---------- Data provided ----------
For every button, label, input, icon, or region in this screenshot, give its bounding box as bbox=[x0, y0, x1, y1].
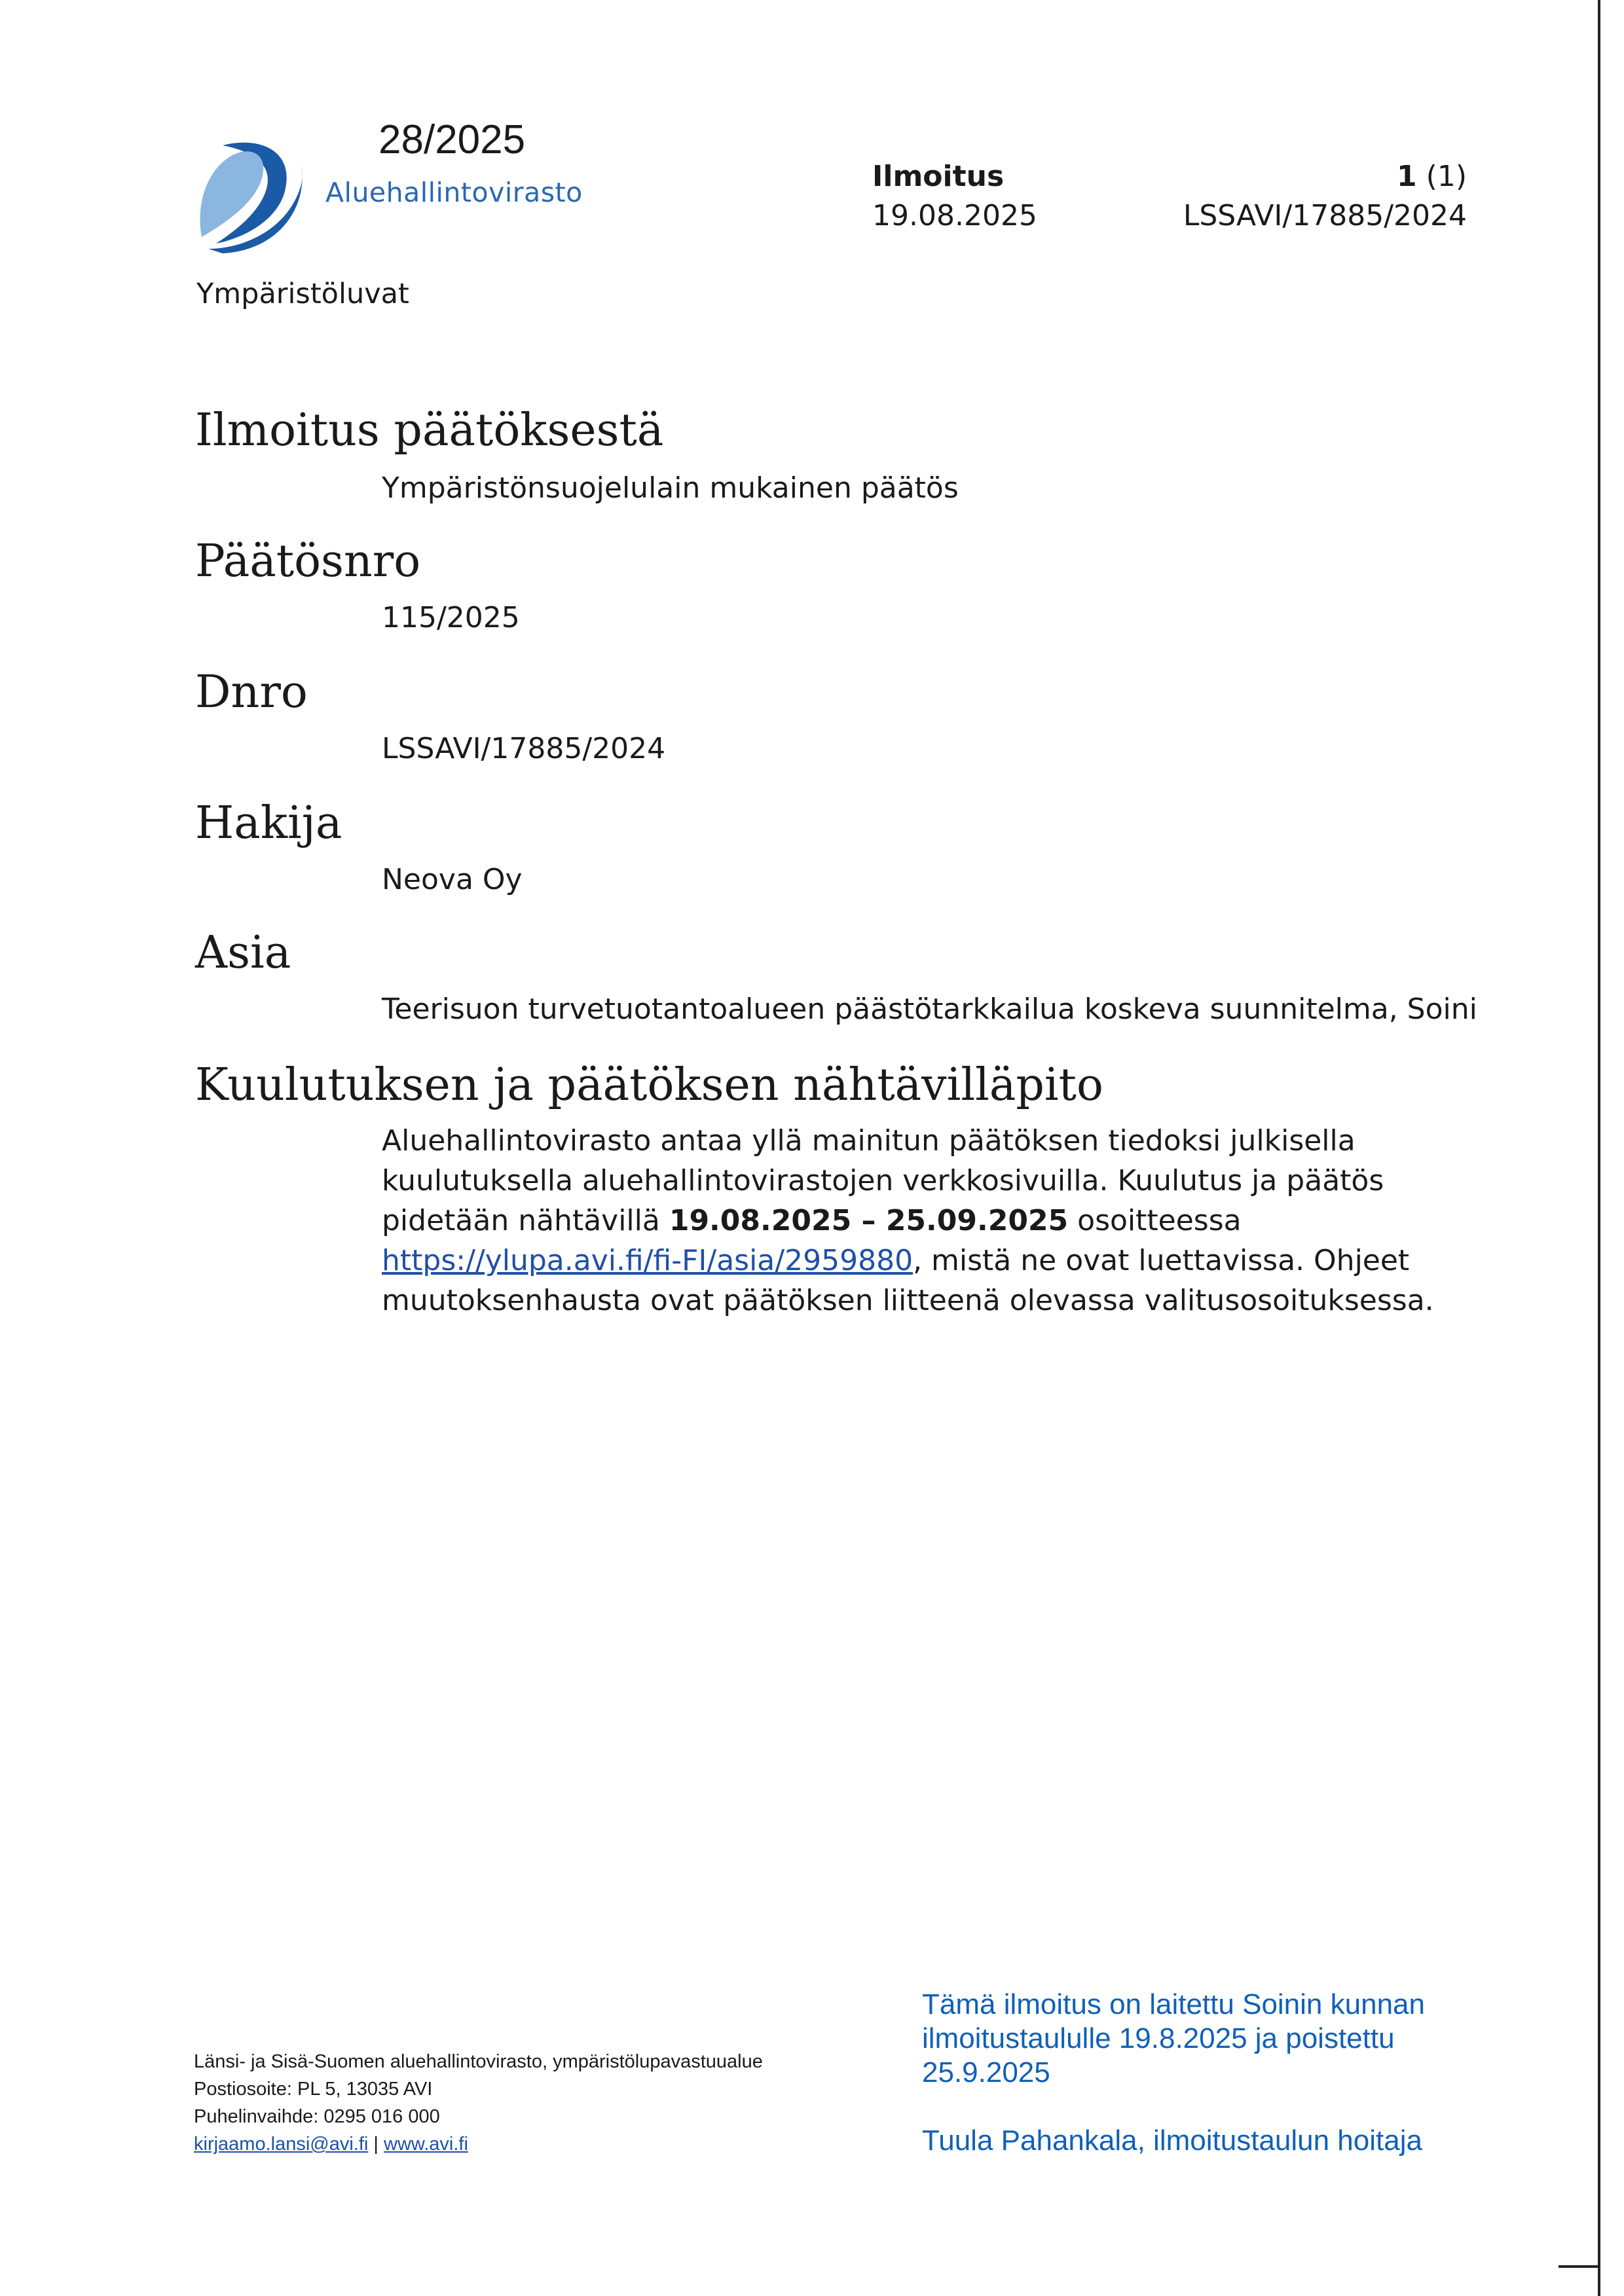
paragraph-line-5: muutoksenhausta ovat päätöksen liitteenä olevassa valitusosoituksessa. bbox=[382, 1284, 1434, 1317]
subject-heading: Asia bbox=[195, 927, 291, 979]
paragraph-line-1: Aluehallintovirasto antaa yllä mainitun päätöksen tiedoksi julkisella bbox=[382, 1124, 1356, 1157]
header-dnro: LSSAVI/17885/2024 bbox=[1183, 199, 1467, 232]
dnro-value: LSSAVI/17885/2024 bbox=[382, 732, 666, 765]
scan-edge-line bbox=[1598, 0, 1600, 2296]
paragraph-line-3-post: osoitteessa bbox=[1068, 1204, 1242, 1237]
scan-edge-corner bbox=[1559, 2265, 1600, 2268]
page-total: (1) bbox=[1426, 160, 1467, 193]
footer bbox=[194, 2048, 763, 2158]
avi-logo-icon bbox=[196, 139, 314, 257]
document-date: 19.08.2025 bbox=[872, 199, 1037, 232]
footer-separator: | bbox=[368, 2134, 384, 2155]
paragraph-line-4-post: , mistä ne ovat luettavissa. Ohjeet bbox=[913, 1244, 1410, 1277]
department: Ympäristöluvat bbox=[196, 278, 409, 310]
footer-email-link[interactable]: kirjaamo.lansi@avi.fi bbox=[194, 2134, 369, 2155]
footer-postal-address: Postiosoite: PL 5, 13035 AVI bbox=[194, 2079, 433, 2100]
subject-value: Teerisuon turvetuotantoalueen päästötarkkailua koskeva suunnitelma, Soini bbox=[382, 993, 1477, 1026]
decision-number-heading: Päätösnro bbox=[195, 536, 421, 587]
paragraph-line-2: kuulutuksella aluehallintovirastojen verkkosivuilla. Kuulutus ja päätös bbox=[382, 1164, 1384, 1197]
stamp-signature: Tuula Pahankala, ilmoitustaulun hoitaja bbox=[922, 2124, 1422, 2157]
stamp-spacer bbox=[922, 2090, 1425, 2124]
stamp-line-1: Tämä ilmoitus on laitettu Soinin kunnan bbox=[922, 1988, 1425, 2020]
footer-contacts bbox=[194, 2130, 763, 2158]
paragraph-line-3-pre: pidetään nähtävillä bbox=[382, 1204, 669, 1237]
posting-stamp bbox=[922, 1988, 1425, 2158]
decision-link[interactable]: https://ylupa.avi.fi/fi-FI/asia/2959880 bbox=[382, 1244, 913, 1277]
dnro-heading: Dnro bbox=[195, 666, 308, 718]
display-heading: Kuulutuksen ja päätöksen nähtävilläpito bbox=[195, 1059, 1103, 1111]
applicant-heading: Hakija bbox=[195, 797, 342, 849]
document-type: Ilmoitus bbox=[872, 160, 1005, 193]
agency-name: Aluehallintovirasto bbox=[325, 177, 583, 208]
page-current: 1 bbox=[1397, 160, 1417, 193]
paragraph-line-3 bbox=[382, 1201, 1482, 1241]
paragraph-line-4 bbox=[382, 1241, 1482, 1281]
display-period: 19.08.2025 – 25.09.2025 bbox=[669, 1204, 1069, 1237]
stamp-line-3: 25.9.2025 bbox=[922, 2056, 1050, 2088]
stamp-line-2: ilmoitustaululle 19.8.2025 ja poistettu bbox=[922, 2022, 1395, 2054]
handwritten-number: 28/2025 bbox=[378, 117, 526, 162]
footer-phone: Puhelinvaihde: 0295 016 000 bbox=[194, 2106, 440, 2127]
display-paragraph bbox=[382, 1121, 1482, 1321]
page-number bbox=[1397, 160, 1467, 193]
notice-value: Ympäristönsuojelulain mukainen päätös bbox=[382, 471, 959, 505]
applicant-value: Neova Oy bbox=[382, 863, 523, 896]
footer-agency: Länsi- ja Sisä-Suomen aluehallintovirasto, ympäristölupavastuualue bbox=[194, 2051, 763, 2072]
notice-heading: Ilmoitus päätöksestä bbox=[195, 405, 664, 456]
decision-number-value: 115/2025 bbox=[382, 601, 520, 634]
footer-website-link[interactable]: www.avi.fi bbox=[384, 2134, 468, 2155]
----------
** Written request **
Print all the lines above word for word, without changing anything. Leave the picture out of your answer.

** Completed task **
For every button, label, input, icon, or region in this screenshot, give its bounding box as bbox=[x0, y0, x1, y1].
paragraph-line-5: muutoksenhausta ovat päätöksen liitteenä olevassa valitusosoituksessa. bbox=[382, 1284, 1434, 1317]
subject-heading: Asia bbox=[195, 927, 291, 979]
paragraph-line-1: Aluehallintovirasto antaa yllä mainitun päätöksen tiedoksi julkisella bbox=[382, 1124, 1356, 1157]
header-dnro: LSSAVI/17885/2024 bbox=[1183, 199, 1467, 232]
dnro-value: LSSAVI/17885/2024 bbox=[382, 732, 666, 765]
scan-edge-line bbox=[1598, 0, 1600, 2296]
paragraph-line-3-post: osoitteessa bbox=[1068, 1204, 1242, 1237]
scan-edge-corner bbox=[1559, 2265, 1600, 2268]
page-total: (1) bbox=[1426, 160, 1467, 193]
footer bbox=[194, 2048, 763, 2158]
avi-logo-icon bbox=[196, 139, 314, 257]
document-date: 19.08.2025 bbox=[872, 199, 1037, 232]
footer-separator: | bbox=[368, 2134, 384, 2155]
paragraph-line-4-post: , mistä ne ovat luettavissa. Ohjeet bbox=[913, 1244, 1410, 1277]
department: Ympäristöluvat bbox=[196, 278, 409, 310]
footer-email-link[interactable]: kirjaamo.lansi@avi.fi bbox=[194, 2134, 369, 2155]
footer-postal-address: Postiosoite: PL 5, 13035 AVI bbox=[194, 2079, 433, 2100]
subject-value: Teerisuon turvetuotantoalueen päästötarkkailua koskeva suunnitelma, Soini bbox=[382, 993, 1477, 1026]
decision-number-heading: Päätösnro bbox=[195, 536, 421, 587]
paragraph-line-2: kuulutuksella aluehallintovirastojen verkkosivuilla. Kuulutus ja päätös bbox=[382, 1164, 1384, 1197]
stamp-signature: Tuula Pahankala, ilmoitustaulun hoitaja bbox=[922, 2124, 1422, 2157]
stamp-spacer bbox=[922, 2090, 1425, 2124]
stamp-line-1: Tämä ilmoitus on laitettu Soinin kunnan bbox=[922, 1988, 1425, 2020]
footer-contacts bbox=[194, 2130, 763, 2158]
paragraph-line-3-pre: pidetään nähtävillä bbox=[382, 1204, 669, 1237]
posting-stamp bbox=[922, 1988, 1425, 2158]
decision-link[interactable]: https://ylupa.avi.fi/fi-FI/asia/2959880 bbox=[382, 1244, 913, 1277]
dnro-heading: Dnro bbox=[195, 666, 308, 718]
display-heading: Kuulutuksen ja päätöksen nähtävilläpito bbox=[195, 1059, 1103, 1111]
applicant-heading: Hakija bbox=[195, 797, 342, 849]
document-type: Ilmoitus bbox=[872, 160, 1005, 193]
agency-name: Aluehallintovirasto bbox=[325, 177, 583, 208]
page-current: 1 bbox=[1397, 160, 1417, 193]
paragraph-line-3 bbox=[382, 1201, 1482, 1241]
paragraph-line-4 bbox=[382, 1241, 1482, 1281]
display-period: 19.08.2025 – 25.09.2025 bbox=[669, 1204, 1069, 1237]
stamp-line-3: 25.9.2025 bbox=[922, 2056, 1050, 2088]
stamp-line-2: ilmoitustaululle 19.8.2025 ja poistettu bbox=[922, 2022, 1395, 2054]
handwritten-number: 28/2025 bbox=[378, 117, 526, 162]
footer-phone: Puhelinvaihde: 0295 016 000 bbox=[194, 2106, 440, 2127]
display-paragraph bbox=[382, 1121, 1482, 1321]
page-number bbox=[1397, 160, 1467, 193]
notice-value: Ympäristönsuojelulain mukainen päätös bbox=[382, 471, 959, 505]
applicant-value: Neova Oy bbox=[382, 863, 523, 896]
footer-agency: Länsi- ja Sisä-Suomen aluehallintovirasto, ympäristölupavastuualue bbox=[194, 2051, 763, 2072]
notice-heading: Ilmoitus päätöksestä bbox=[195, 405, 664, 456]
decision-number-value: 115/2025 bbox=[382, 601, 520, 634]
footer-website-link[interactable]: www.avi.fi bbox=[384, 2134, 468, 2155]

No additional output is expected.